REQUESTS:
1. In the internet sharing text, what name is assumed for the network device connected to the internet?
2. Decide whether each statement agrees with the internet sharing text, answering yes or no and quoting the words that settle it: (a) A crossover cable is still required when one of the two ethernet cards has MDI-X capability. (b) Everything except the final step of assigning IP addresses to the client PCs is configured on the server computer. (c) Enabling IP forwarding without a properly configured firewall is a security risk.
3. Rewrite the internet sharing text from "If you are sharing" to "static device names.", renaming "crossover cable" to "crossed cable".

PASSAGE TO READ:
/---

Internet sharing

This article explains how to share the internet connection from one machine to other(s).

Requirements

The machine acting as server should have an additional network device. That network device requires a functional data link layer to the machine(s) that are going to receive internet access:

To be able to share internet to several machines a switch can provide the data link layer connection.
A wireless device can share access to several machines as well, see Software access point first for this case.
If you are sharing to only one machine, a crossover cable is sufficient. In case one of the two computers' ethernet cards has MDI-X capability, a crossover cable is not necessary and a regular ethernet cable can be used. Executing ethtool interface | grep MDI as root helps to figure it.

Configuration

Note: This section assumes that the network device connected to the client computer(s) is named net0 and the network device connected to the internet is internet0.

Tip: You can rename your devices to this scheme using udev#Setting static device names.

All configuration is done on the server computer, except for the final step of #Assigning IP addresses to the client PC(s).

Static IP address

On the server computer, assign a static IPv4 address to the interface connected to the other machines. The first 3 bytes of this address cannot be exactly the same as those of another interface, unless both interfaces have netmasks strictly greater than /24.

# ip link set up dev net0
# ip addr add 192.168.123.100/24 dev net0 # arbitrary address

To have your static IP assigned at boot, you can use a network manager.

Enable packet forwarding

Warning: Enabling IP forwarding without a properly configured firewall is a security risk.

To check the current packet forwarding settings, run:

# sysctl -a | grep forward

You will note options for controlling forwarding per default, per interface, as well as separate options for IPv4/IPv6 per interface. For detailed description of all available options, see the kernel documentation.

To enable IPv4 and IPv6 packet forwarding, configure sysctl to set these settings:

net.ipv4.ip_forward = 1
net.ipv4.conf.all.forwarding = 1
net.ipv6.conf.all.forwarding = 1

Tip: To enable packet forwarding selectively for a specific interface, use net.ipv[46].conf.interface_name.forwarding=1 instead.

Warning:

This article or section is out of date.

Reason: Most likely outdated. As systemd-netword 256+ now supports setting IPv4Fowarding on a per link level. Please delete this Note, and below warning on confirmation. (Discuss in Talk:Internet sharing)

\---

EXTRACTED DATA:
/---

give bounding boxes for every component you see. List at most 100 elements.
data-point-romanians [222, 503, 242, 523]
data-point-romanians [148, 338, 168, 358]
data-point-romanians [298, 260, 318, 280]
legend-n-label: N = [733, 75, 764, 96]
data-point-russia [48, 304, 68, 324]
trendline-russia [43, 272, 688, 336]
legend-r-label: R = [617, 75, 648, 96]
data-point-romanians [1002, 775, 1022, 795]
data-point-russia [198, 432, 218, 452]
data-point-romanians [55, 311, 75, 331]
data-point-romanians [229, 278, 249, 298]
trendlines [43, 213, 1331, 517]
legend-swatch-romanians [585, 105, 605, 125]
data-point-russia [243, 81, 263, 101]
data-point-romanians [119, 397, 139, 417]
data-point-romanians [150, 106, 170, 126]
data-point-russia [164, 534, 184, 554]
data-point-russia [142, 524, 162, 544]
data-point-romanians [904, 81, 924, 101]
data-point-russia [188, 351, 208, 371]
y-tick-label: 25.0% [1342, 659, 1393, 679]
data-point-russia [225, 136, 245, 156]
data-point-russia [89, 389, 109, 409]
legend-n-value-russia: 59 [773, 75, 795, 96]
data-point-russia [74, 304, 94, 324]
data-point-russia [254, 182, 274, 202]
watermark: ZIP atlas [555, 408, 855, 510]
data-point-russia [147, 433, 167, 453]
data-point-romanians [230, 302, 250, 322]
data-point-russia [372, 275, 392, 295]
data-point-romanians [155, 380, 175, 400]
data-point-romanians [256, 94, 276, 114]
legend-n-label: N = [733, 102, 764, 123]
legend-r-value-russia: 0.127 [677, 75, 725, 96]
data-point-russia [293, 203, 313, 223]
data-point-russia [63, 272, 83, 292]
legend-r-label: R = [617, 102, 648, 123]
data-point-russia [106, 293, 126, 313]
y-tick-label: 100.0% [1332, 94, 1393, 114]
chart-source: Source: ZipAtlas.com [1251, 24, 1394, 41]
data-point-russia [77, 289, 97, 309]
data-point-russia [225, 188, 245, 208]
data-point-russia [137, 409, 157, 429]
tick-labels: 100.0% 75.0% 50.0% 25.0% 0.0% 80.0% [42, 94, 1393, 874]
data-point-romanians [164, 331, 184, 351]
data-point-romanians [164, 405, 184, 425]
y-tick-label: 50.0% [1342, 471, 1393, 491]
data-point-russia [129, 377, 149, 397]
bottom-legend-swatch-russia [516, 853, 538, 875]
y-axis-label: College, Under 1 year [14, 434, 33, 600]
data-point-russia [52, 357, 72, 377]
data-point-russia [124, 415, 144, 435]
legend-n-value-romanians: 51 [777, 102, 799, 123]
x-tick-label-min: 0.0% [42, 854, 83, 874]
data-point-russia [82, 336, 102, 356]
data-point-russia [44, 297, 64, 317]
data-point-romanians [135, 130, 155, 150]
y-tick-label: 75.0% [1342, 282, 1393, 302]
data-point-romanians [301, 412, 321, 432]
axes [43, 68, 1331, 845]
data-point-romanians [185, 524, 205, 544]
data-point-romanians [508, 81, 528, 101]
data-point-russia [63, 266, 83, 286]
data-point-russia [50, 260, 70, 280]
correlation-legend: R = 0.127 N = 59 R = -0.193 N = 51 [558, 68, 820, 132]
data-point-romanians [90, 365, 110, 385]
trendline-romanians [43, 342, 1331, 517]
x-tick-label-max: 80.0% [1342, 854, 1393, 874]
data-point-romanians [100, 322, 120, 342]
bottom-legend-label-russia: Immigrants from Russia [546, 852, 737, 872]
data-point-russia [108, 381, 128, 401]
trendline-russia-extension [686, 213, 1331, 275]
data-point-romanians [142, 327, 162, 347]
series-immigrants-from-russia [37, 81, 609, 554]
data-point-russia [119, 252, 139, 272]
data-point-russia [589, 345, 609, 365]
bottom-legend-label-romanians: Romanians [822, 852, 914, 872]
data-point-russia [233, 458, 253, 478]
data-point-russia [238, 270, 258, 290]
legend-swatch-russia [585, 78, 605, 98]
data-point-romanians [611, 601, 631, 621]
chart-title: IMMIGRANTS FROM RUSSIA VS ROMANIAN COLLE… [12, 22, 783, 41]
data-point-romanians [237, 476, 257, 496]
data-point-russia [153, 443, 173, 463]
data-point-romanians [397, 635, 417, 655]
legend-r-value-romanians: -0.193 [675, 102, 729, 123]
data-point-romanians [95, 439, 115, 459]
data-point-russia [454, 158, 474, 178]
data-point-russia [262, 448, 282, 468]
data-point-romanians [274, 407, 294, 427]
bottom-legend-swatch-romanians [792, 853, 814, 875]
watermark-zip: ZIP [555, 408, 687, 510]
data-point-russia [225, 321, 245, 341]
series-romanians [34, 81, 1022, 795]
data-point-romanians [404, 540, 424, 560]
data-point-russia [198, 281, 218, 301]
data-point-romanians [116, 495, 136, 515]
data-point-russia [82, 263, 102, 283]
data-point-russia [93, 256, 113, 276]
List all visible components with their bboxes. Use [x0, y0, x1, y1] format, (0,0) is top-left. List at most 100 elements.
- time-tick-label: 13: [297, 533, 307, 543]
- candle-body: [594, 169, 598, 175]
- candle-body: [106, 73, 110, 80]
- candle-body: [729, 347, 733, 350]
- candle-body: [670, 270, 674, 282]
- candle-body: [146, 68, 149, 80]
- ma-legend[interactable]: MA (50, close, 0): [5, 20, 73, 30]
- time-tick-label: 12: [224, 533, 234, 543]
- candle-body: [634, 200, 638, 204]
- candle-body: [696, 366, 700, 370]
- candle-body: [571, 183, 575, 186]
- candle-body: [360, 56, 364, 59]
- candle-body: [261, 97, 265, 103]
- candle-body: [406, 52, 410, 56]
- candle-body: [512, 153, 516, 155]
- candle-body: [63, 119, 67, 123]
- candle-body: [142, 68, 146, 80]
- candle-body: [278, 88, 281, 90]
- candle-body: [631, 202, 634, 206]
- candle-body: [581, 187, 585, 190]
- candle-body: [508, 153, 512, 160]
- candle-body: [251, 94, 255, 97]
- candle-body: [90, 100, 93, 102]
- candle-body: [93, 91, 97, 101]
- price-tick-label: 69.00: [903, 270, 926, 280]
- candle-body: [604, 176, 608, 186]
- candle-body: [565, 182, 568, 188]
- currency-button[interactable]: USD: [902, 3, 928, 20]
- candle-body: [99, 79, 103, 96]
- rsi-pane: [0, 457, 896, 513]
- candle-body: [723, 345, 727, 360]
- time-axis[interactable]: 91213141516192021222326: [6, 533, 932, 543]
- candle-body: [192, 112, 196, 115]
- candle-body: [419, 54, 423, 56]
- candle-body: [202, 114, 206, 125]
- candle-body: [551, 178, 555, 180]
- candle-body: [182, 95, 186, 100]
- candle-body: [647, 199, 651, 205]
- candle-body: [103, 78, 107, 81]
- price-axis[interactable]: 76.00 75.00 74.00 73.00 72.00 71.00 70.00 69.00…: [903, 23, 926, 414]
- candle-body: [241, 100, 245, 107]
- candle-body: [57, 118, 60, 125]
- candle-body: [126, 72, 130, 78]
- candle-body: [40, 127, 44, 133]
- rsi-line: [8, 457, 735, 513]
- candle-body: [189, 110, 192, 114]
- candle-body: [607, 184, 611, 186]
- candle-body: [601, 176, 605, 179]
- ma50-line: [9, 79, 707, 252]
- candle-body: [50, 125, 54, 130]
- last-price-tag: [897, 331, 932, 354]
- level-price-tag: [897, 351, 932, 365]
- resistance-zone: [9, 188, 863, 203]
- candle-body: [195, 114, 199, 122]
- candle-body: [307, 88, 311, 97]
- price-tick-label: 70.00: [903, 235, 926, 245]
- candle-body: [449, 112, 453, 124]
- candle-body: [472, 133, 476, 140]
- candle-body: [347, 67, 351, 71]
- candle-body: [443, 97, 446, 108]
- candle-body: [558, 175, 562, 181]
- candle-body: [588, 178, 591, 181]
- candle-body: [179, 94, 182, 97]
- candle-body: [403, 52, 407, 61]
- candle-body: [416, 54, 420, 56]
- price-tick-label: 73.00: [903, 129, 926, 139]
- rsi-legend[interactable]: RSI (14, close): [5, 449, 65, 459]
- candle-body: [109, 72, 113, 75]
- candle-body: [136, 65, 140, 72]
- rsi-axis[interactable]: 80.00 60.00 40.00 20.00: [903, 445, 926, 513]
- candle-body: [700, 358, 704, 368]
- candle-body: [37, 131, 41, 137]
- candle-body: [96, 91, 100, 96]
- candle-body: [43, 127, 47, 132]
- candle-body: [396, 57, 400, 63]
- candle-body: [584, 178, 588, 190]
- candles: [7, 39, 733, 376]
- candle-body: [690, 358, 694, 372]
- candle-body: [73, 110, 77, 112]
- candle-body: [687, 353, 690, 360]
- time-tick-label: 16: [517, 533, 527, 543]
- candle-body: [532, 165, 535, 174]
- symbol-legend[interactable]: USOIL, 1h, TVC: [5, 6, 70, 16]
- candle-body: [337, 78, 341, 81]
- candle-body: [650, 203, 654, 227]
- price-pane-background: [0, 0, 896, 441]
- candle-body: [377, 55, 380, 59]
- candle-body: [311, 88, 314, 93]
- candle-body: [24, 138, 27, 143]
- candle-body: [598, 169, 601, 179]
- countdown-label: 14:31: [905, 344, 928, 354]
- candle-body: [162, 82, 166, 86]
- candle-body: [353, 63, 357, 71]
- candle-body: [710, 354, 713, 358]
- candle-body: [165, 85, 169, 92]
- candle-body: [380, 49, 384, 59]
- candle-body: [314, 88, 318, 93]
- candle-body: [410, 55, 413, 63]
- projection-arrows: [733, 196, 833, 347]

\---

ANSWERS FOR THE TASKS:
1. internet0

2.
(a) No: "In case one of the two computers' ethernet cards has MDI-X capability, a crossover cable is not necessary and a regular ethernet cable can be used."
(b) Yes: "All configuration is done on the server computer, except for the final step of #Assigning IP addresses to the client PC(s)."
(c) Yes: "Enabling IP forwarding without a properly configured firewall is a security risk."

3.
If you are sharing to only one machine, a crossed cable is sufficient. In case one of the two computers' ethernet cards has MDI-X capability, a crossed cable is not necessary and a regular ethernet cable can be used. Executing ethtool interface | grep MDI as root helps to figure it.

Configuration

Note: This section assumes that the network device connected to the client computer(s) is named net0 and the network device connected to the internet is internet0.

Tip: You can rename your devices to this scheme using udev#Setting static device names.